Task to complete: For this exercise, repeat all of the material verbatim apart from its images.
-.-.-
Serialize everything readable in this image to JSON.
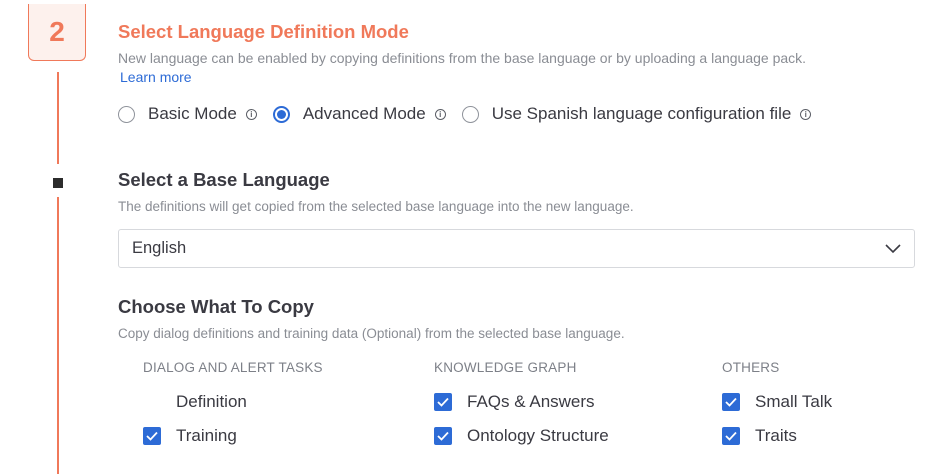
{
  "step": {
    "number": "2"
  },
  "definition_mode": {
    "title": "Select Language Definition Mode",
    "description": "New language can be enabled by copying definitions from the base language or by uploading a language pack.",
    "learn_more": "Learn more",
    "options": [
      {
        "label": "Basic Mode",
        "selected": false,
        "info_icon": "info-icon"
      },
      {
        "label": "Advanced Mode",
        "selected": true,
        "info_icon": "info-icon"
      },
      {
        "label": "Use Spanish language configuration file",
        "selected": false,
        "info_icon": "info-icon"
      }
    ]
  },
  "base_language": {
    "title": "Select a Base Language",
    "description": "The definitions will get copied from the selected base language into the new language.",
    "selected": "English",
    "dropdown_icon": "chevron-down-icon"
  },
  "copy": {
    "title": "Choose What To Copy",
    "description": "Copy dialog definitions and training data (Optional) from the selected base language.",
    "columns": [
      {
        "heading": "DIALOG AND ALERT TASKS",
        "items": [
          {
            "label": "Definition",
            "checked": false
          },
          {
            "label": "Training",
            "checked": true
          }
        ]
      },
      {
        "heading": "KNOWLEDGE GRAPH",
        "items": [
          {
            "label": "FAQs & Answers",
            "checked": true
          },
          {
            "label": "Ontology Structure",
            "checked": true
          }
        ]
      },
      {
        "heading": "OTHERS",
        "items": [
          {
            "label": "Small Talk",
            "checked": true
          },
          {
            "label": "Traits",
            "checked": true
          }
        ]
      }
    ]
  },
  "colors": {
    "accent": "#f0795a",
    "primary": "#2d6bd6",
    "text": "#3a3a42",
    "muted": "#8a8d94"
  }
}
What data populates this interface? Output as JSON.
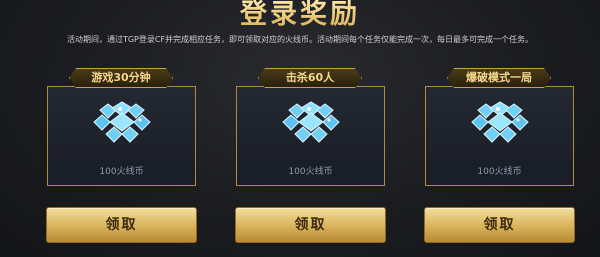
{
  "header": {
    "title": "登录奖励",
    "description": "活动期间，通过TGP登录CF并完成相应任务，即可领取对应的火线币。活动期间每个任务仅能完成一次，每日最多可完成一个任务。"
  },
  "tasks": [
    {
      "label": "游戏30分钟",
      "reward": "100火线币",
      "button": "领取",
      "icon": "diamond-cluster-icon"
    },
    {
      "label": "击杀60人",
      "reward": "100火线币",
      "button": "领取",
      "icon": "diamond-cluster-icon"
    },
    {
      "label": "爆破模式一局",
      "reward": "100火线币",
      "button": "领取",
      "icon": "diamond-cluster-icon"
    }
  ],
  "colors": {
    "gold": "#d9b15b",
    "background": "#1b1c1f",
    "gem": "#7fd8ff"
  }
}
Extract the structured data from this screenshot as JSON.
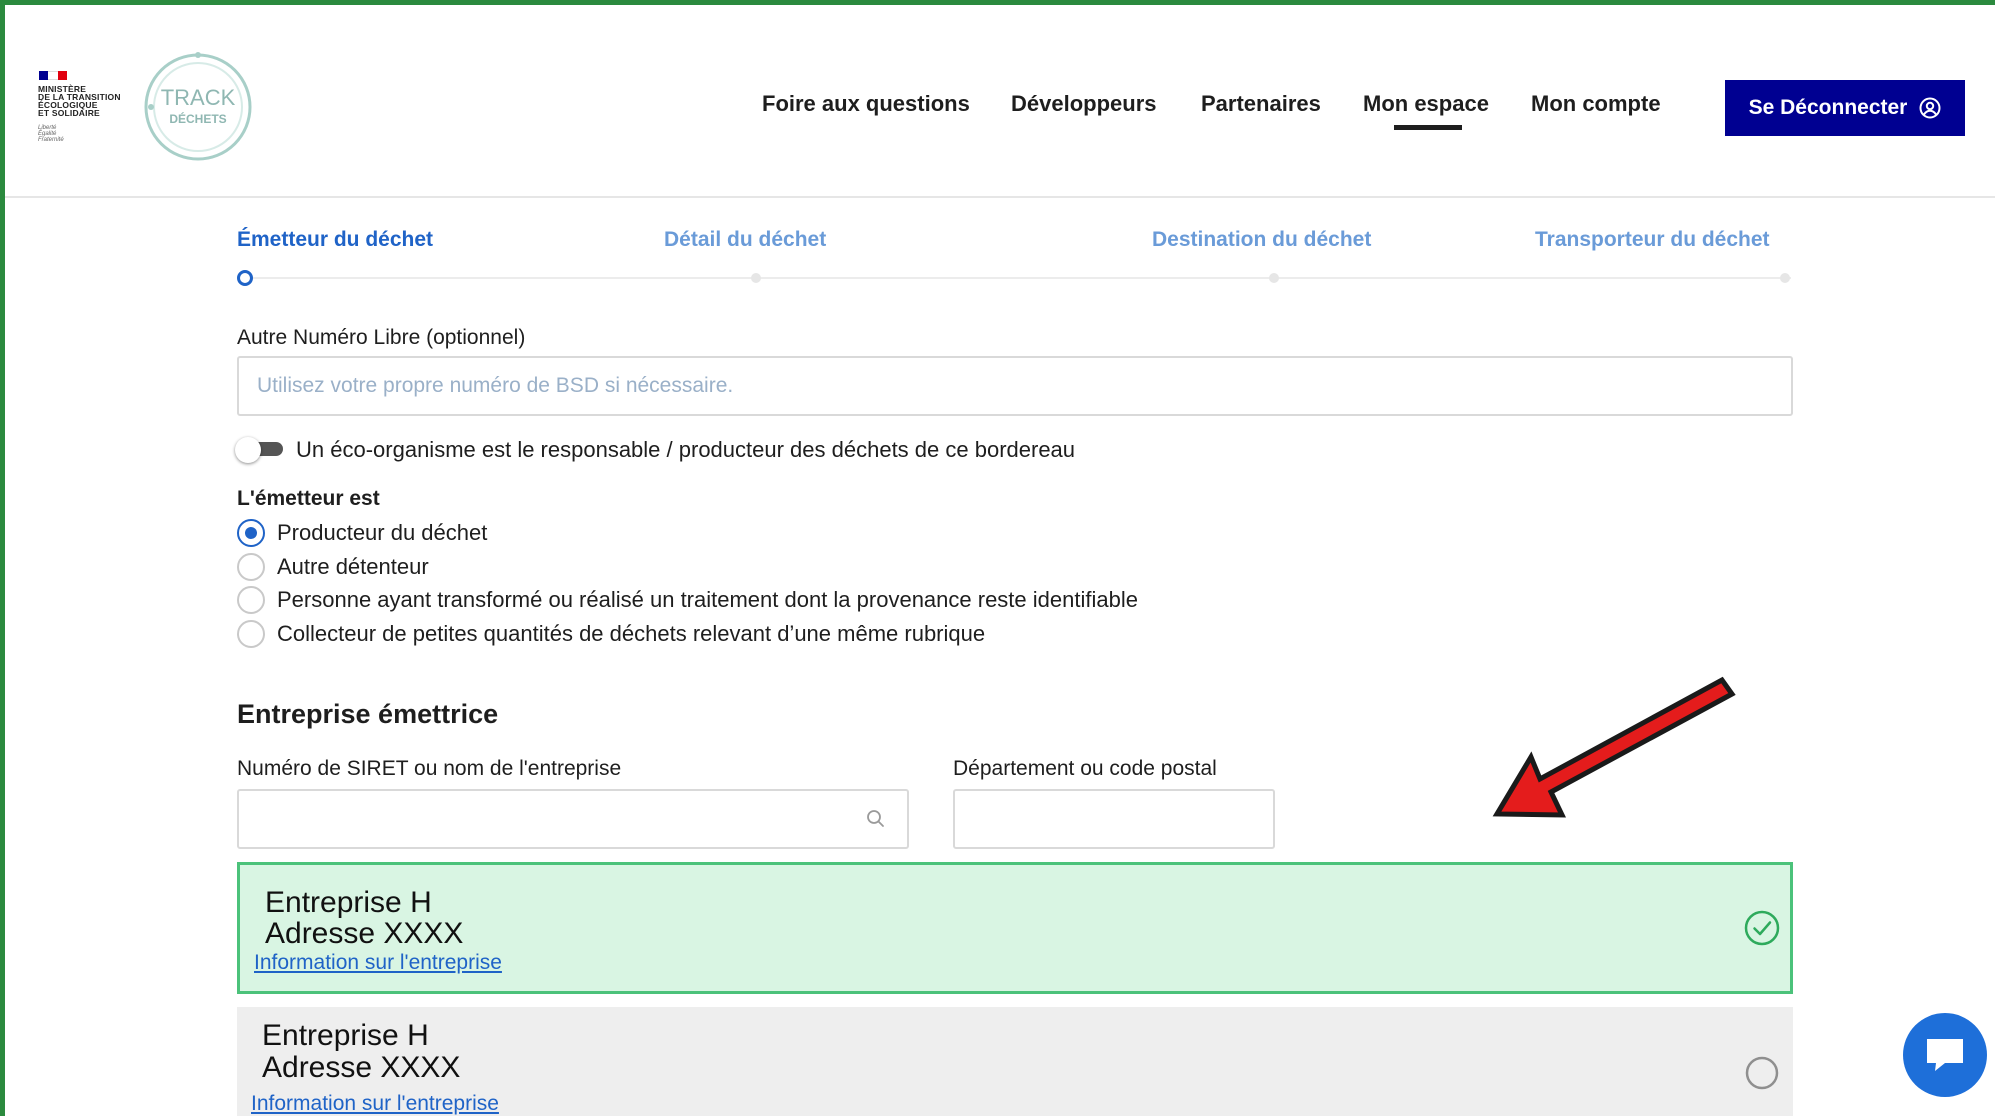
{
  "gov": {
    "ministry_text": "MINISTÈRE\nDE LA TRANSITION\nÉCOLOGIQUE\nET SOLIDAIRE",
    "motto": "Liberté\nÉgalité\nFraternité",
    "flag_colors": [
      "#000091",
      "#ffffff",
      "#e1000f"
    ]
  },
  "brand": {
    "line1": "TRACK",
    "line2": "DÉCHETS",
    "color": "#8fb7b2"
  },
  "nav": {
    "items": [
      "Foire aux questions",
      "Développeurs",
      "Partenaires",
      "Mon espace",
      "Mon compte"
    ],
    "active": "Mon espace",
    "logout_label": "Se Déconnecter",
    "logout_color": "#000091"
  },
  "stepper": {
    "steps": [
      "Émetteur du déchet",
      "Détail du déchet",
      "Destination du déchet",
      "Transporteur du déchet"
    ],
    "active_index": 0,
    "active_color": "#1f63c7"
  },
  "form": {
    "free_number": {
      "label": "Autre Numéro Libre (optionnel)",
      "placeholder": "Utilisez votre propre numéro de BSD si nécessaire.",
      "value": ""
    },
    "eco_toggle": {
      "label": "Un éco-organisme est le responsable / producteur des déchets de ce bordereau",
      "on": false
    },
    "emitter_type": {
      "label": "L'émetteur est",
      "options": [
        "Producteur du déchet",
        "Autre détenteur",
        "Personne ayant transformé ou réalisé un traitement dont la provenance reste identifiable",
        "Collecteur de petites quantités de déchets relevant d’une même rubrique"
      ],
      "selected_index": 0
    },
    "company_section": {
      "title": "Entreprise émettrice",
      "siret_label": "Numéro de SIRET ou nom de l'entreprise",
      "siret_value": "",
      "dept_label": "Département ou code postal",
      "dept_value": "",
      "results": [
        {
          "name": "Entreprise H",
          "address": "Adresse XXXX",
          "link": "Information sur l'entreprise",
          "selected": true
        },
        {
          "name": "Entreprise H",
          "address": "Adresse XXXX",
          "link": "Information sur l'entreprise",
          "selected": false
        }
      ]
    }
  },
  "annotation": {
    "arrow_color": "#e41c1c"
  },
  "chat": {
    "color": "#1e6fd9"
  },
  "frame_color": "#2b8a3e"
}
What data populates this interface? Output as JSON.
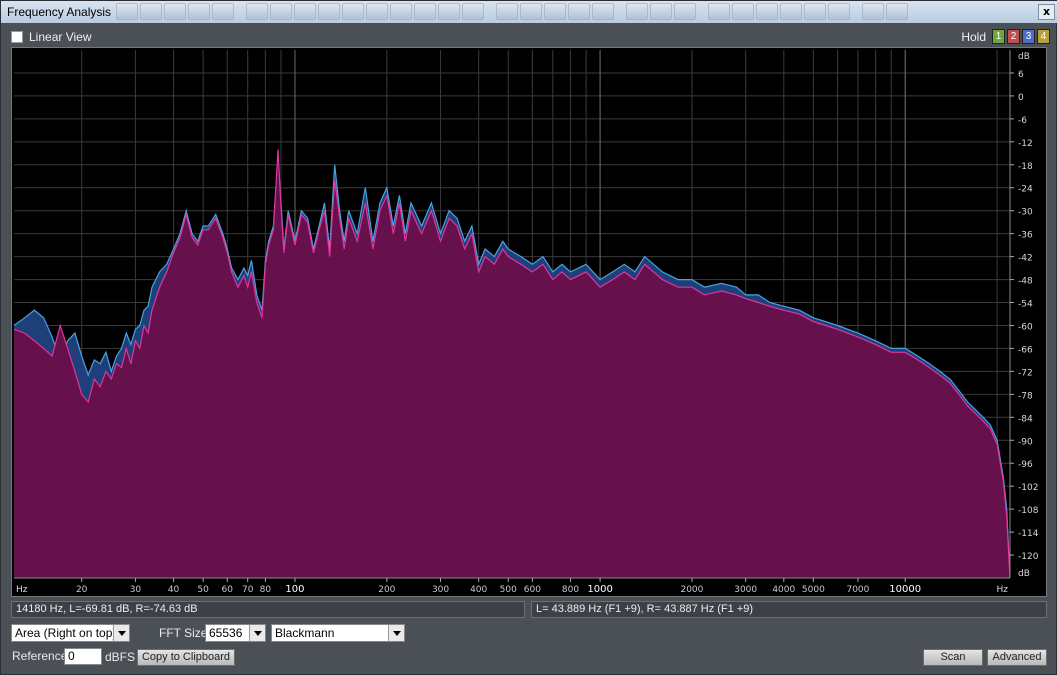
-.-.-
The solution:
Serialize everything readable in this image to JSON.
{
  "step": {
    "number": "2"
  },
  "definition_mode": {
    "title": "Select Language Definition Mode",
    "description": "New language can be enabled by copying definitions from the base language or by uploading a language pack.",
    "learn_more": "Learn more",
    "options": [
      {
        "label": "Basic Mode",
        "selected": false,
        "info_icon": "info-icon"
      },
      {
        "label": "Advanced Mode",
        "selected": true,
        "info_icon": "info-icon"
      },
      {
        "label": "Use Spanish language configuration file",
        "selected": false,
        "info_icon": "info-icon"
      }
    ]
  },
  "base_language": {
    "title": "Select a Base Language",
    "description": "The definitions will get copied from the selected base language into the new language.",
    "selected": "English",
    "dropdown_icon": "chevron-down-icon"
  },
  "copy": {
    "title": "Choose What To Copy",
    "description": "Copy dialog definitions and training data (Optional) from the selected base language.",
    "columns": [
      {
        "heading": "DIALOG AND ALERT TASKS",
        "items": [
          {
            "label": "Definition",
            "checked": false
          },
          {
            "label": "Training",
            "checked": true
          }
        ]
      },
      {
        "heading": "KNOWLEDGE GRAPH",
        "items": [
          {
            "label": "FAQs & Answers",
            "checked": true
          },
          {
            "label": "Ontology Structure",
            "checked": true
          }
        ]
      },
      {
        "heading": "OTHERS",
        "items": [
          {
            "label": "Small Talk",
            "checked": true
          },
          {
            "label": "Traits",
            "checked": true
          }
        ]
      }
    ]
  },
  "colors": {
    "accent": "#f0795a",
    "primary": "#2d6bd6",
    "text": "#3a3a42",
    "muted": "#8a8d94"
  }
}
What data populates this interface? Output as JSON.
{
  "header": {
    "title": "登录奖励",
    "description": "活动期间，通过TGP登录CF并完成相应任务，即可领取对应的火线币。活动期间每个任务仅能完成一次，每日最多可完成一个任务。"
  },
  "tasks": [
    {
      "label": "游戏30分钟",
      "reward": "100火线币",
      "button": "领取",
      "icon": "diamond-cluster-icon"
    },
    {
      "label": "击杀60人",
      "reward": "100火线币",
      "button": "领取",
      "icon": "diamond-cluster-icon"
    },
    {
      "label": "爆破模式一局",
      "reward": "100火线币",
      "button": "领取",
      "icon": "diamond-cluster-icon"
    }
  ],
  "colors": {
    "gold": "#d9b15b",
    "background": "#1b1c1f",
    "gem": "#7fd8ff"
  }
}
Extract the structured data from this screenshot as JSON.
{
  "gov": {
    "ministry_text": "MINISTÈRE\nDE LA TRANSITION\nÉCOLOGIQUE\nET SOLIDAIRE",
    "motto": "Liberté\nÉgalité\nFraternité",
    "flag_colors": [
      "#000091",
      "#ffffff",
      "#e1000f"
    ]
  },
  "brand": {
    "line1": "TRACK",
    "line2": "DÉCHETS",
    "color": "#8fb7b2"
  },
  "nav": {
    "items": [
      "Foire aux questions",
      "Développeurs",
      "Partenaires",
      "Mon espace",
      "Mon compte"
    ],
    "active": "Mon espace",
    "logout_label": "Se Déconnecter",
    "logout_color": "#000091"
  },
  "stepper": {
    "steps": [
      "Émetteur du déchet",
      "Détail du déchet",
      "Destination du déchet",
      "Transporteur du déchet"
    ],
    "active_index": 0,
    "active_color": "#1f63c7"
  },
  "form": {
    "free_number": {
      "label": "Autre Numéro Libre (optionnel)",
      "placeholder": "Utilisez votre propre numéro de BSD si nécessaire.",
      "value": ""
    },
    "eco_toggle": {
      "label": "Un éco-organisme est le responsable / producteur des déchets de ce bordereau",
      "on": false
    },
    "emitter_type": {
      "label": "L'émetteur est",
      "options": [
        "Producteur du déchet",
        "Autre détenteur",
        "Personne ayant transformé ou réalisé un traitement dont la provenance reste identifiable",
        "Collecteur de petites quantités de déchets relevant d’une même rubrique"
      ],
      "selected_index": 0
    },
    "company_section": {
      "title": "Entreprise émettrice",
      "siret_label": "Numéro de SIRET ou nom de l'entreprise",
      "siret_value": "",
      "dept_label": "Département ou code postal",
      "dept_value": "",
      "results": [
        {
          "name": "Entreprise H",
          "address": "Adresse XXXX",
          "link": "Information sur l'entreprise",
          "selected": true
        },
        {
          "name": "Entreprise H",
          "address": "Adresse XXXX",
          "link": "Information sur l'entreprise",
          "selected": false
        }
      ]
    }
  },
  "annotation": {
    "arrow_color": "#e41c1c"
  },
  "chat": {
    "color": "#1e6fd9"
  },
  "frame_color": "#2b8a3e"
}
What data populates this interface? Output as JSON.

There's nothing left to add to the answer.